==== Information shown

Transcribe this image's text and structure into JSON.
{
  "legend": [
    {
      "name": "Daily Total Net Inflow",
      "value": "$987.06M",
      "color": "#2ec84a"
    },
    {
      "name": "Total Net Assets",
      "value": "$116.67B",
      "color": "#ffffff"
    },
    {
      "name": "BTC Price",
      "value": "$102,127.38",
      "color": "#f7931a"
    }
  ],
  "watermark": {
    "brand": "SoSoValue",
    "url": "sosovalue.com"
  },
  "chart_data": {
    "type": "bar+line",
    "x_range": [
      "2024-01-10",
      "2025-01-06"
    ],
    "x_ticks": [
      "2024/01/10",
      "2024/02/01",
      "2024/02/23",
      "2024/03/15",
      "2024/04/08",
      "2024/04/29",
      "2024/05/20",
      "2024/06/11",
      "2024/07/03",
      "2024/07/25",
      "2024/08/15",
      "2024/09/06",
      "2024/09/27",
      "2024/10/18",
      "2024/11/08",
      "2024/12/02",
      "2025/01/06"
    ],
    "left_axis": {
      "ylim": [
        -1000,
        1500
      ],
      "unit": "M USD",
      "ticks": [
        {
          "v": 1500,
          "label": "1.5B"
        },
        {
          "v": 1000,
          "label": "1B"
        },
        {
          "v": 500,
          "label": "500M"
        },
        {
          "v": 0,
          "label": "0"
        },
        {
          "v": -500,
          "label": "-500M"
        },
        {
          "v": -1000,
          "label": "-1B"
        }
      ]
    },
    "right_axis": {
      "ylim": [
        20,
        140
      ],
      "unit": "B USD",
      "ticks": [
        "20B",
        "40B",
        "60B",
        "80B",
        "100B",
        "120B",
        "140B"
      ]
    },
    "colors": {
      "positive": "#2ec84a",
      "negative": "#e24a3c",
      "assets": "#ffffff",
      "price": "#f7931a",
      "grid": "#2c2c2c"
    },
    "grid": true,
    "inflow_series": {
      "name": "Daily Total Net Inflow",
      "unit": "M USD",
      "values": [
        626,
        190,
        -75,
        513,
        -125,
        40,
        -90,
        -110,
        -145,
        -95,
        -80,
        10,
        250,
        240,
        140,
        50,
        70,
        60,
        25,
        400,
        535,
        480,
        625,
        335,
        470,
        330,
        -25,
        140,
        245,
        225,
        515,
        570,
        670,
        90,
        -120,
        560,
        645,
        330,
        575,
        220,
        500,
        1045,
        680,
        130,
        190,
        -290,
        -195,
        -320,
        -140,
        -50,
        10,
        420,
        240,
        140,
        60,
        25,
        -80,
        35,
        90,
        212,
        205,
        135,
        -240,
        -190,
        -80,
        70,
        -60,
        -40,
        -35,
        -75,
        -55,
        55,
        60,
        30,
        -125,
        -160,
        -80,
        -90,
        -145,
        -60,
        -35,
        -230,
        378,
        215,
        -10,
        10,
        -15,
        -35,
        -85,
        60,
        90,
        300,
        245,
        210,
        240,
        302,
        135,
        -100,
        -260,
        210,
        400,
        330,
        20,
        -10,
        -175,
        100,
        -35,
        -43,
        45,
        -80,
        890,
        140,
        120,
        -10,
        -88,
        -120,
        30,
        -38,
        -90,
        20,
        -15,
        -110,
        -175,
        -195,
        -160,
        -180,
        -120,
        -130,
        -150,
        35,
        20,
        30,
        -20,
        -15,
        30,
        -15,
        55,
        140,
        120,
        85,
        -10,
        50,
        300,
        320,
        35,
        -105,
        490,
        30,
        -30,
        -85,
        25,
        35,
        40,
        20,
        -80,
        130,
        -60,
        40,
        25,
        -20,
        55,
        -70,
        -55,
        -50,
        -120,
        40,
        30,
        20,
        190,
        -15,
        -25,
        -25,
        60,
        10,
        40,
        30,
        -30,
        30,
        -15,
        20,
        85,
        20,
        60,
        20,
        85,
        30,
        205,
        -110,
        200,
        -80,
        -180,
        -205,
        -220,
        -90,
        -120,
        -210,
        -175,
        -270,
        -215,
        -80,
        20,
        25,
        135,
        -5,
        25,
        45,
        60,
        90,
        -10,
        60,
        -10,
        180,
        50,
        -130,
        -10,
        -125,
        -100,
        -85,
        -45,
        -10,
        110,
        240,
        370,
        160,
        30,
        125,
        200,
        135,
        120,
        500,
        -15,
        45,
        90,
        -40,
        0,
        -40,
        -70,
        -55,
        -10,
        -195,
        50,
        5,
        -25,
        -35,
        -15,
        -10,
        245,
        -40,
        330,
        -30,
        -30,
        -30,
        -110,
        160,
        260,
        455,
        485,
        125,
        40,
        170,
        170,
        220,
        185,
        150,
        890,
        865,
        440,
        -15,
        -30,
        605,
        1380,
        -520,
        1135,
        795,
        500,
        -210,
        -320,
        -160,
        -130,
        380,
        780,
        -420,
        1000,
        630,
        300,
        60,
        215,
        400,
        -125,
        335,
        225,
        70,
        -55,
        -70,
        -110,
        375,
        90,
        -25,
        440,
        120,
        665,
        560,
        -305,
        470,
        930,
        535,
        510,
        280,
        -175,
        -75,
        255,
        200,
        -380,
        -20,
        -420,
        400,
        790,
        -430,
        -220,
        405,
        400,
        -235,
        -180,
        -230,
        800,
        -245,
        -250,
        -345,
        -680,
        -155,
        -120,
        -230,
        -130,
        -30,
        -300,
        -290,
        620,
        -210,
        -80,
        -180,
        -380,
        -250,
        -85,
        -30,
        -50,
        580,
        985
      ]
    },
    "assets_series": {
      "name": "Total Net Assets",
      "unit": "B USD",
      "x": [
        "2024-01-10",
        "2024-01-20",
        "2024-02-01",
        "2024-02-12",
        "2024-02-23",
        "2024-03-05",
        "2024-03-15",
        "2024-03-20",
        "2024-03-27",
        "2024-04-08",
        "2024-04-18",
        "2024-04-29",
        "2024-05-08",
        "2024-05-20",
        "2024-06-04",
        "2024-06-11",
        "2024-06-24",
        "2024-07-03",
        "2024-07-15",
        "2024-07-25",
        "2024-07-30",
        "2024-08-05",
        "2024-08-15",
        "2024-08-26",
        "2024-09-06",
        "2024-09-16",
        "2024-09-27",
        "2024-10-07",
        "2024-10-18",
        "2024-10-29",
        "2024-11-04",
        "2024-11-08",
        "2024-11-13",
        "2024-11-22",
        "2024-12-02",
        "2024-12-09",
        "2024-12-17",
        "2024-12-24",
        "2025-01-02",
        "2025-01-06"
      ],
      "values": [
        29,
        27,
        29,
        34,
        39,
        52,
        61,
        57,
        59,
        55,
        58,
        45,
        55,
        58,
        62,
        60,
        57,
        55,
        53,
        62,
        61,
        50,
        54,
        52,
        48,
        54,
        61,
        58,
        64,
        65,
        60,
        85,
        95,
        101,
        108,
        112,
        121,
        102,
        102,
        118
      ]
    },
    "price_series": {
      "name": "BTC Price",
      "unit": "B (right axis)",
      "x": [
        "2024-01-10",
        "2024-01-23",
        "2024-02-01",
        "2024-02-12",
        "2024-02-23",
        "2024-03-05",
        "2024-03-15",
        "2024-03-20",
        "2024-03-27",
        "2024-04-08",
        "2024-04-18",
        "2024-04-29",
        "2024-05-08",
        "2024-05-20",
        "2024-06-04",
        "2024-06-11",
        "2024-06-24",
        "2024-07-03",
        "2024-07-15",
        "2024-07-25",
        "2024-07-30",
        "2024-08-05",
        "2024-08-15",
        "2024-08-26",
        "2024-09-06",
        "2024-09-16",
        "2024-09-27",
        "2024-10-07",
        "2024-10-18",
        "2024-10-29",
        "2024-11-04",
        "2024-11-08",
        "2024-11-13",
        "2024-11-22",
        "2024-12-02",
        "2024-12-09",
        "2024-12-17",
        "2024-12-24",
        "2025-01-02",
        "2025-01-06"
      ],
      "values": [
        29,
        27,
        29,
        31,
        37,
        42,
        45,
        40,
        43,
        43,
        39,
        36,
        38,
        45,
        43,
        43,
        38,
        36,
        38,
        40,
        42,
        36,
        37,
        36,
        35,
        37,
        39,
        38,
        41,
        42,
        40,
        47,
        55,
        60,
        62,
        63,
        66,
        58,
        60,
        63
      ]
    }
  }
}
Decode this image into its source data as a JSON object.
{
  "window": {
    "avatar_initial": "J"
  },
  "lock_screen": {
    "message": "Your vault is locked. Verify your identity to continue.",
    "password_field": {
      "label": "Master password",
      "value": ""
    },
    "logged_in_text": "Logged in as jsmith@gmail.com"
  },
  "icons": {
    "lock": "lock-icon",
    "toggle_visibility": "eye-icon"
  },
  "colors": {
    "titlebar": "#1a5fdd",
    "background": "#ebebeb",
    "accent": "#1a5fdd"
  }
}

========

__Stated goal__
Where a line above includes "this", copy that line.

__Completed task__
Transcribe this image's text and structure into JSON.
Decode this image into its source data as a JSON object.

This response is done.